Dataset items
◇ ◇ ◇

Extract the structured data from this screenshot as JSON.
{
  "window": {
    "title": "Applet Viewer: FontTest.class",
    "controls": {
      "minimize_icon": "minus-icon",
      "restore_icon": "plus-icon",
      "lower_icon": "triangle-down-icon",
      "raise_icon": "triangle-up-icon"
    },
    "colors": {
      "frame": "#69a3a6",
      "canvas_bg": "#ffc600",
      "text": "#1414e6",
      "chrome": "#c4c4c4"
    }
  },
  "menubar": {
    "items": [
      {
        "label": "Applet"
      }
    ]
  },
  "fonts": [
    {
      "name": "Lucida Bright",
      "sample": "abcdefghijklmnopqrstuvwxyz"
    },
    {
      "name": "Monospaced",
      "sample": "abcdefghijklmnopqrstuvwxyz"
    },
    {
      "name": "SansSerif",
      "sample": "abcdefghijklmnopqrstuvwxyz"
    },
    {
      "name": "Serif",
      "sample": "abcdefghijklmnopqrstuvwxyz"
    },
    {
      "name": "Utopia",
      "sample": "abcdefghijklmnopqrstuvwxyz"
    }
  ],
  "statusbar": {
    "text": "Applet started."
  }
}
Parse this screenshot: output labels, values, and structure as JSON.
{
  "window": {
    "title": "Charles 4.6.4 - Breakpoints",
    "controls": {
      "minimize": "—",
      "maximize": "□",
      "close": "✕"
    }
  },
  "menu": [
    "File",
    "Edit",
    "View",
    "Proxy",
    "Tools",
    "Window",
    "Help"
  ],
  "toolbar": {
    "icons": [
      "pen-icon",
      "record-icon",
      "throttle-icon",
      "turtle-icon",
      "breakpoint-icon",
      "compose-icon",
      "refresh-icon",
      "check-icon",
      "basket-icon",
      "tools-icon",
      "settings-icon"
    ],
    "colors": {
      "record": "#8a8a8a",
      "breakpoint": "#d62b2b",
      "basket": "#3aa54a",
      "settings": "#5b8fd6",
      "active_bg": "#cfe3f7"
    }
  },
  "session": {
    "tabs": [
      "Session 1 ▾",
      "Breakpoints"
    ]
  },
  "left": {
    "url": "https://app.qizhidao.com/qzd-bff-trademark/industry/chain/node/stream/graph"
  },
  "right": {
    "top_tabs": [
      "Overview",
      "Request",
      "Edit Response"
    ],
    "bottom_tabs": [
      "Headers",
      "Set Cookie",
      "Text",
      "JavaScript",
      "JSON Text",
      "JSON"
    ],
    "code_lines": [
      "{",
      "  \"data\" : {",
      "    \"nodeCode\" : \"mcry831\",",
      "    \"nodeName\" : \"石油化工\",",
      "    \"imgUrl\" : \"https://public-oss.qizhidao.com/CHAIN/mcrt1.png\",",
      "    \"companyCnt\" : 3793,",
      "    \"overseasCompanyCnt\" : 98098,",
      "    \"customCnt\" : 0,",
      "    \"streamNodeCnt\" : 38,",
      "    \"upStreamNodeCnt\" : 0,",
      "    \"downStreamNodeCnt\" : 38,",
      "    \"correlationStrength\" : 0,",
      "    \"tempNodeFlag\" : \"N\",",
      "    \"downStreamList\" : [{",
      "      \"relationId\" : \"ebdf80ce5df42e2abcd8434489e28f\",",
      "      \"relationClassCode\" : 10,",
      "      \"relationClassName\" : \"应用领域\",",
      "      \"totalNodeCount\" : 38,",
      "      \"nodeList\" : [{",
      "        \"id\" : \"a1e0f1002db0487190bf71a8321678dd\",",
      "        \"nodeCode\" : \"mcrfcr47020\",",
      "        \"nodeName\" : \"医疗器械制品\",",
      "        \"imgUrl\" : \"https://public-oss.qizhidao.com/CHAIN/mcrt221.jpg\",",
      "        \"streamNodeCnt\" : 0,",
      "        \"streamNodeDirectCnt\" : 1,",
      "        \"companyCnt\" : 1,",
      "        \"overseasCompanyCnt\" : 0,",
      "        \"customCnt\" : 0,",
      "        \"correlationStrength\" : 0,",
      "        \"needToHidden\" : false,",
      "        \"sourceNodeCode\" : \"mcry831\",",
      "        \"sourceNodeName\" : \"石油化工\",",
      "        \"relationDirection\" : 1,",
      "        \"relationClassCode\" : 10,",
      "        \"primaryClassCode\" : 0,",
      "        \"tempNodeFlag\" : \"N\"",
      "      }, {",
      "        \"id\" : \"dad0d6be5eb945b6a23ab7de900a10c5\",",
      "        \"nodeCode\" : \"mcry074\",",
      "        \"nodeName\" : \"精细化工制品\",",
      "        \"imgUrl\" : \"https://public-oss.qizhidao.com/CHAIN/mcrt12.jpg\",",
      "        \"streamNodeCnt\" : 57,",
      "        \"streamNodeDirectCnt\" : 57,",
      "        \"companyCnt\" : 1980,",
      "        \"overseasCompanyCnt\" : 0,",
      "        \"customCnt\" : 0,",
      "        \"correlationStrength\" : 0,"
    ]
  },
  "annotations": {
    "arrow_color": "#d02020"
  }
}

◇ ◇ ◇

**What the task requires**
Using the data above, print every record exactly as shown.

**Task solution**
Extract the structured data from this screenshot as JSON.
{
  "window": {
    "title": "Applet Viewer: FontTest.class",
    "controls": {
      "minimize_icon": "minus-icon",
      "restore_icon": "plus-icon",
      "lower_icon": "triangle-down-icon",
      "raise_icon": "triangle-up-icon"
    },
    "colors": {
      "frame": "#69a3a6",
      "canvas_bg": "#ffc600",
      "text": "#1414e6",
      "chrome": "#c4c4c4"
    }
  },
  "menubar": {
    "items": [
      {
        "label": "Applet"
      }
    ]
  },
  "fonts": [
    {
      "name": "Lucida Bright",
      "sample": "abcdefghijklmnopqrstuvwxyz"
    },
    {
      "name": "Monospaced",
      "sample": "abcdefghijklmnopqrstuvwxyz"
    },
    {
      "name": "SansSerif",
      "sample": "abcdefghijklmnopqrstuvwxyz"
    },
    {
      "name": "Serif",
      "sample": "abcdefghijklmnopqrstuvwxyz"
    },
    {
      "name": "Utopia",
      "sample": "abcdefghijklmnopqrstuvwxyz"
    }
  ],
  "statusbar": {
    "text": "Applet started."
  }
}
Parse this screenshot: output labels, values, and structure as JSON.
{
  "window": {
    "title": "Charles 4.6.4 - Breakpoints",
    "controls": {
      "minimize": "—",
      "maximize": "□",
      "close": "✕"
    }
  },
  "menu": [
    "File",
    "Edit",
    "View",
    "Proxy",
    "Tools",
    "Window",
    "Help"
  ],
  "toolbar": {
    "icons": [
      "pen-icon",
      "record-icon",
      "throttle-icon",
      "turtle-icon",
      "breakpoint-icon",
      "compose-icon",
      "refresh-icon",
      "check-icon",
      "basket-icon",
      "tools-icon",
      "settings-icon"
    ],
    "colors": {
      "record": "#8a8a8a",
      "breakpoint": "#d62b2b",
      "basket": "#3aa54a",
      "settings": "#5b8fd6",
      "active_bg": "#cfe3f7"
    }
  },
  "session": {
    "tabs": [
      "Session 1 ▾",
      "Breakpoints"
    ]
  },
  "left": {
    "url": "https://app.qizhidao.com/qzd-bff-trademark/industry/chain/node/stream/graph"
  },
  "right": {
    "top_tabs": [
      "Overview",
      "Request",
      "Edit Response"
    ],
    "bottom_tabs": [
      "Headers",
      "Set Cookie",
      "Text",
      "JavaScript",
      "JSON Text",
      "JSON"
    ],
    "code_lines": [
      "{",
      "  \"data\" : {",
      "    \"nodeCode\" : \"mcry831\",",
      "    \"nodeName\" : \"石油化工\",",
      "    \"imgUrl\" : \"https://public-oss.qizhidao.com/CHAIN/mcrt1.png\",",
      "    \"companyCnt\" : 3793,",
      "    \"overseasCompanyCnt\" : 98098,",
      "    \"customCnt\" : 0,",
      "    \"streamNodeCnt\" : 38,",
      "    \"upStreamNodeCnt\" : 0,",
      "    \"downStreamNodeCnt\" : 38,",
      "    \"correlationStrength\" : 0,",
      "    \"tempNodeFlag\" : \"N\",",
      "    \"downStreamList\" : [{",
      "      \"relationId\" : \"ebdf80ce5df42e2abcd8434489e28f\",",
      "      \"relationClassCode\" : 10,",
      "      \"relationClassName\" : \"应用领域\",",
      "      \"totalNodeCount\" : 38,",
      "      \"nodeList\" : [{",
      "        \"id\" : \"a1e0f1002db0487190bf71a8321678dd\",",
      "        \"nodeCode\" : \"mcrfcr47020\",",
      "        \"nodeName\" : \"医疗器械制品\",",
      "        \"imgUrl\" : \"https://public-oss.qizhidao.com/CHAIN/mcrt221.jpg\",",
      "        \"streamNodeCnt\" : 0,",
      "        \"streamNodeDirectCnt\" : 1,",
      "        \"companyCnt\" : 1,",
      "        \"overseasCompanyCnt\" : 0,",
      "        \"customCnt\" : 0,",
      "        \"correlationStrength\" : 0,",
      "        \"needToHidden\" : false,",
      "        \"sourceNodeCode\" : \"mcry831\",",
      "        \"sourceNodeName\" : \"石油化工\",",
      "        \"relationDirection\" : 1,",
      "        \"relationClassCode\" : 10,",
      "        \"primaryClassCode\" : 0,",
      "        \"tempNodeFlag\" : \"N\"",
      "      }, {",
      "        \"id\" : \"dad0d6be5eb945b6a23ab7de900a10c5\",",
      "        \"nodeCode\" : \"mcry074\",",
      "        \"nodeName\" : \"精细化工制品\",",
      "        \"imgUrl\" : \"https://public-oss.qizhidao.com/CHAIN/mcrt12.jpg\",",
      "        \"streamNodeCnt\" : 57,",
      "        \"streamNodeDirectCnt\" : 57,",
      "        \"companyCnt\" : 1980,",
      "        \"overseasCompanyCnt\" : 0,",
      "        \"customCnt\" : 0,",
      "        \"correlationStrength\" : 0,"
    ]
  },
  "annotations": {
    "arrow_color": "#d02020"
  }
}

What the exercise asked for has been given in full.